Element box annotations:
★ ★ ★

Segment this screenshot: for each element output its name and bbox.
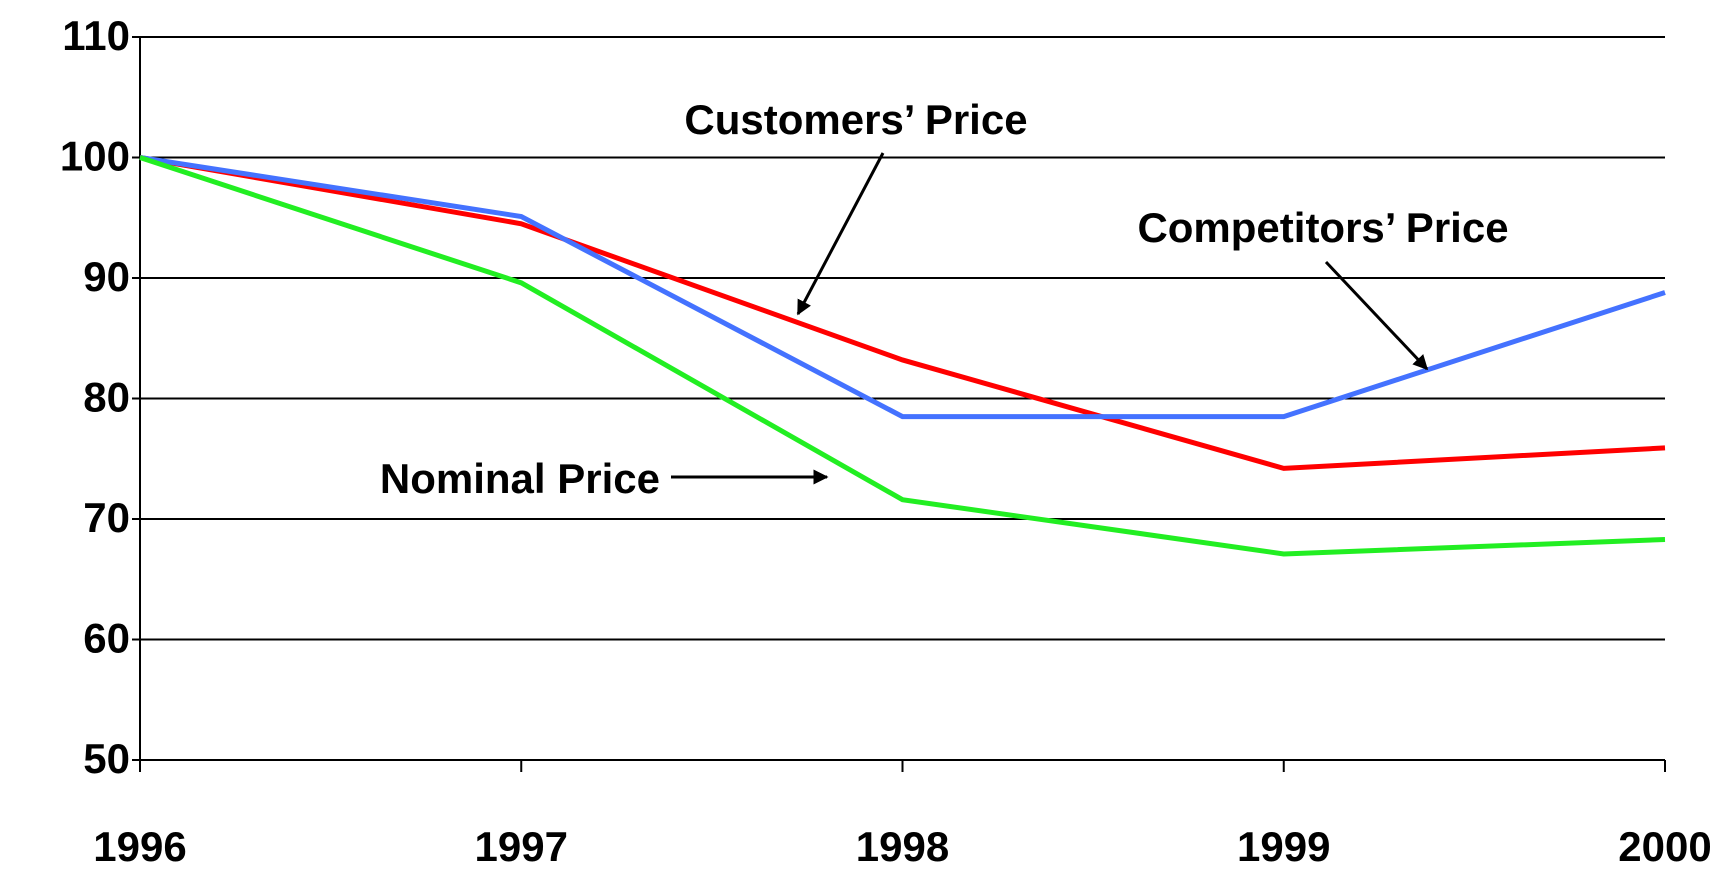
series-line: [139, 155, 1666, 471]
series-label: Nominal Price: [380, 455, 660, 502]
arrow: [1324, 260, 1429, 371]
y-tick-label: 100: [60, 133, 130, 180]
y-tick-label: 110: [62, 12, 130, 59]
lines: [139, 155, 1666, 557]
x-tick-label: 1996: [93, 823, 186, 870]
x-tick-label: 1997: [475, 823, 568, 870]
series-line: [139, 155, 1666, 420]
y-tick-label: 60: [83, 615, 130, 662]
series-label: Customers’ Price: [684, 96, 1027, 143]
x-tick-label: 1999: [1237, 823, 1330, 870]
series-label: Competitors’ Price: [1137, 204, 1508, 251]
arrow: [796, 152, 885, 316]
series-line: [139, 155, 1666, 557]
grid: [132, 36, 1666, 772]
x-tick-label: 1998: [856, 823, 949, 870]
y-tick-label: 50: [83, 735, 130, 782]
y-tick-label: 80: [83, 374, 130, 421]
y-tick-label: 70: [83, 494, 130, 541]
x-tick-label: 2000: [1618, 823, 1711, 870]
y-tick-label: 90: [83, 253, 130, 300]
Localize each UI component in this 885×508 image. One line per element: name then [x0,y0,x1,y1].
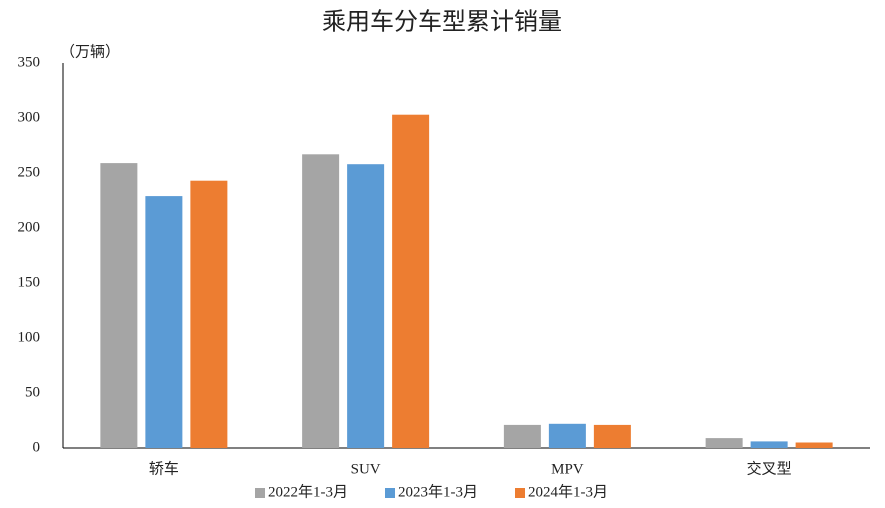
y-axis-label: （万辆） [60,43,120,60]
bar [503,424,541,448]
y-tick-label: 300 [18,109,41,125]
x-tick-label: MPV [551,461,584,477]
legend-label: 2023年1-3月 [398,483,478,500]
legend-swatch [255,488,265,498]
y-tick-label: 250 [18,164,41,180]
bar [705,438,743,448]
chart-title: 乘用车分车型累计销量 [322,9,562,36]
y-tick-label: 200 [18,219,41,235]
bar [392,114,430,448]
x-tick-label: SUV [351,461,381,477]
bar [190,180,228,448]
bar [593,424,631,448]
y-tick-label: 100 [18,329,41,345]
bar [795,442,833,448]
bar [347,164,385,448]
y-tick-label: 50 [25,384,40,400]
legend-swatch [385,488,395,498]
y-tick-label: 150 [18,274,41,290]
bar [145,196,183,448]
legend-label: 2024年1-3月 [528,483,608,500]
bar [750,441,788,448]
x-tick-label: 轿车 [149,460,179,477]
bar [548,423,586,448]
bar [100,163,138,448]
bar [302,154,340,449]
legend-label: 2022年1-3月 [268,483,348,500]
legend-swatch [515,488,525,498]
y-tick-label: 0 [33,439,41,455]
y-tick-label: 350 [18,54,41,70]
x-tick-label: 交叉型 [747,459,792,477]
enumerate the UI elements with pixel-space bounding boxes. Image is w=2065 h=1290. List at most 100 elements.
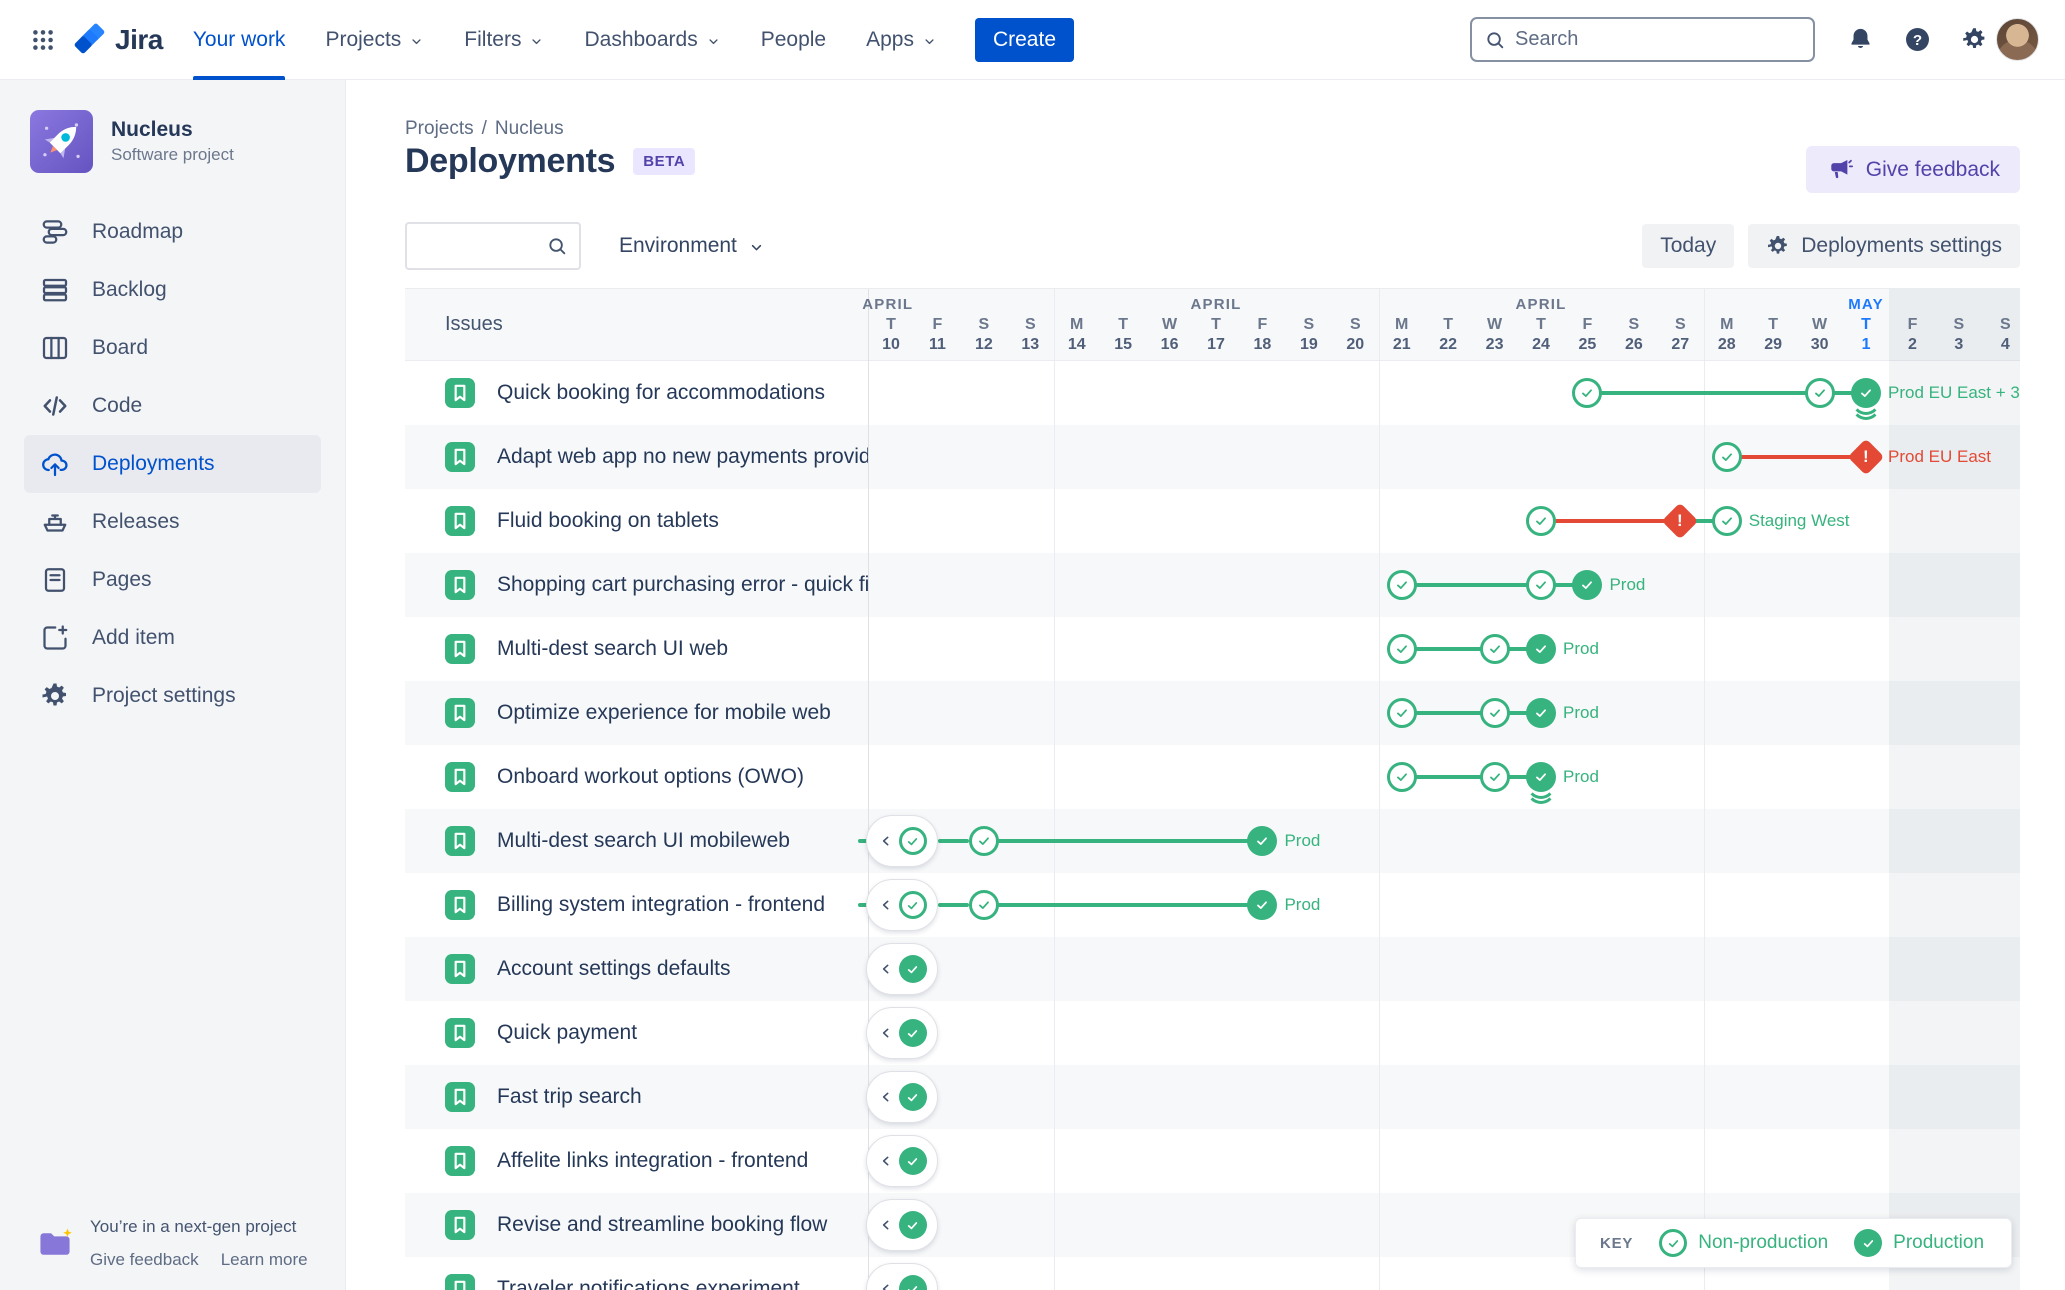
sidebar-item-backlog[interactable]: Backlog [24,261,321,319]
story-icon [447,1276,473,1290]
filter-search[interactable] [405,222,581,270]
search-input[interactable] [1515,28,1801,51]
sidebar-item-pages[interactable]: Pages [24,551,321,609]
earlier-deployments-pill[interactable] [866,1071,938,1123]
topnav-filters[interactable]: Filters [464,0,544,80]
topnav-your-work[interactable]: Your work [192,0,285,80]
deployments-settings-button[interactable]: Deployments settings [1748,224,2020,268]
issue-cell-fast-trip-search[interactable]: Fast trip search [405,1065,868,1129]
non-production-deployment-icon[interactable] [1479,762,1510,792]
issue-title: Account settings defaults [497,957,731,980]
give-feedback-label: Give feedback [1865,157,2000,181]
non-production-deployment-icon[interactable] [968,890,999,920]
non-production-deployment-icon[interactable] [1386,762,1417,792]
filter-search-input[interactable] [419,234,546,258]
earlier-deployments-pill[interactable] [866,943,938,995]
production-deployment-icon[interactable] [1247,890,1278,920]
earlier-deployments-pill[interactable] [866,1007,938,1059]
day-number: 18 [1253,336,1272,353]
table-row: Fluid booking on tablets! Staging West [405,489,2020,553]
production-deployment-icon[interactable] [1572,570,1603,600]
issue-cell-revise-and-streamline-booking-flow[interactable]: Revise and streamline booking flow [405,1193,868,1257]
non-production-deployment-icon[interactable] [1479,634,1510,664]
breadcrumb-projects[interactable]: Projects [405,118,474,139]
story-icon [447,636,473,662]
sidebar-item-deployments[interactable]: Deployments [24,435,321,493]
earlier-deployments-pill[interactable] [866,1263,938,1290]
megaphone-icon [1826,156,1853,183]
topnav-projects[interactable]: Projects [325,0,424,80]
check-icon [1718,512,1736,530]
settings-button[interactable] [1959,24,1990,55]
sidebar-item-board[interactable]: Board [24,319,321,377]
issue-cell-account-settings-defaults[interactable]: Account settings defaults [405,937,868,1001]
earlier-deployments-pill[interactable] [866,1135,938,1187]
issue-cell-onboard-workout-options-owo[interactable]: Onboard workout options (OWO) [405,745,868,809]
environment-dropdown[interactable]: Environment [619,234,765,258]
deployment-line [1401,775,1495,779]
deployment-failed-icon[interactable]: ! [1847,438,1885,476]
today-button[interactable]: Today [1642,224,1735,268]
project-header[interactable]: Nucleus Software project [0,80,345,173]
non-production-deployment-icon[interactable] [1526,506,1557,536]
avatar[interactable] [1996,18,2039,61]
give-feedback-link[interactable]: Give feedback [90,1250,199,1269]
issue-cell-shopping-cart-purchasing-error-quick-fix[interactable]: Shopping cart purchasing error - quick f… [405,553,868,617]
non-production-deployment-icon[interactable] [1386,570,1417,600]
jira-logo-text: Jira [115,23,163,55]
topbar-search[interactable] [1470,17,1815,62]
topnav-people[interactable]: People [761,0,826,80]
production-deployment-icon[interactable] [1526,634,1557,664]
sidebar-item-roadmap[interactable]: Roadmap [24,203,321,261]
topnav-dashboards[interactable]: Dashboards [584,0,720,80]
sidebar-item-project-settings[interactable]: Project settings [24,667,321,725]
non-production-deployment-icon[interactable] [1526,570,1557,600]
issue-cell-billing-system-integration-frontend[interactable]: Billing system integration - frontend [405,873,868,937]
table-row: Onboard workout options (OWO) Prod [405,745,2020,809]
learn-more-link[interactable]: Learn more [220,1250,308,1269]
notifications-button[interactable] [1845,24,1876,55]
issue-cell-quick-payment[interactable]: Quick payment [405,1001,868,1065]
production-deployment-icon[interactable] [1526,762,1557,804]
create-button[interactable]: Create [974,17,1074,62]
non-production-deployment-icon[interactable] [1386,698,1417,728]
issue-cell-multi-dest-search-ui-mobileweb[interactable]: Multi-dest search UI mobileweb [405,809,868,873]
give-feedback-button[interactable]: Give feedback [1805,146,2020,193]
help-button[interactable]: ? [1902,24,1933,55]
pipeline-track [866,937,2020,1001]
breadcrumb-nucleus[interactable]: Nucleus [494,118,564,139]
sidebar-item-label: Deployments [92,452,215,475]
earlier-deployments-pill[interactable] [866,1199,938,1251]
sidebar-item-code[interactable]: Code [24,377,321,435]
pages-icon [40,565,70,595]
non-production-deployment-icon[interactable] [1386,634,1417,664]
deployment-failed-icon[interactable]: ! [1661,502,1699,540]
issue-cell-traveler-notifications-experiment[interactable]: Traveler notifications experiment [405,1257,868,1290]
sidebar-item-add-item[interactable]: Add item [24,609,321,667]
issue-cell-optimize-experience-for-mobile-web[interactable]: Optimize experience for mobile web [405,681,868,745]
non-production-deployment-icon[interactable] [1711,506,1742,536]
non-production-deployment-icon[interactable] [968,826,999,856]
earlier-deployments-pill[interactable] [866,879,938,931]
non-production-deployment-icon[interactable] [1711,442,1742,472]
production-deployment-icon[interactable] [1247,826,1278,856]
day-letter: F [932,316,943,333]
non-production-deployment-icon[interactable] [1804,378,1835,408]
issue-cell-multi-dest-search-ui-web[interactable]: Multi-dest search UI web [405,617,868,681]
topnav-apps[interactable]: Apps [866,0,937,80]
app-switcher-button[interactable] [26,23,60,57]
earlier-deployments-pill[interactable] [866,815,938,867]
non-production-deployment-icon[interactable] [1479,698,1510,728]
issue-cell-affelite-links-integration-frontend[interactable]: Affelite links integration - frontend [405,1129,868,1193]
production-deployment-icon[interactable] [1851,378,1882,420]
issue-cell-fluid-booking-on-tablets[interactable]: Fluid booking on tablets [405,489,868,553]
sidebar-item-releases[interactable]: Releases [24,493,321,551]
project-avatar [30,110,93,173]
non-production-deployment-icon[interactable] [1572,378,1603,408]
day-number: 23 [1485,336,1504,353]
issue-cell-quick-booking-for-accommodations[interactable]: Quick booking for accommodations [405,361,868,425]
issue-cell-adapt-web-app-no-new-payments-provider[interactable]: Adapt web app no new payments provider [405,425,868,489]
check-icon [1393,640,1411,658]
jira-logo[interactable]: Jira [74,23,163,57]
production-deployment-icon[interactable] [1526,698,1557,728]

★ ★ ★

## REQUIREMENT
Copy out the entries in the stretch from the line containing "sidebar-item-backlog[interactable]: Backlog [24,261,321,319]" through the line containing "topnav-filters[interactable]: Filters [464,0,544,80]", changing "search-input" to "search-box" and keeping everything else the same.

## WRITTEN REPLY
sidebar-item-backlog[interactable]: Backlog [24,261,321,319]
story-icon [447,1276,473,1290]
filter-search[interactable] [405,222,581,270]
search-box[interactable] [1515,28,1801,51]
sidebar-item-pages[interactable]: Pages [24,551,321,609]
earlier-deployments-pill[interactable] [866,1071,938,1123]
topnav-filters[interactable]: Filters [464,0,544,80]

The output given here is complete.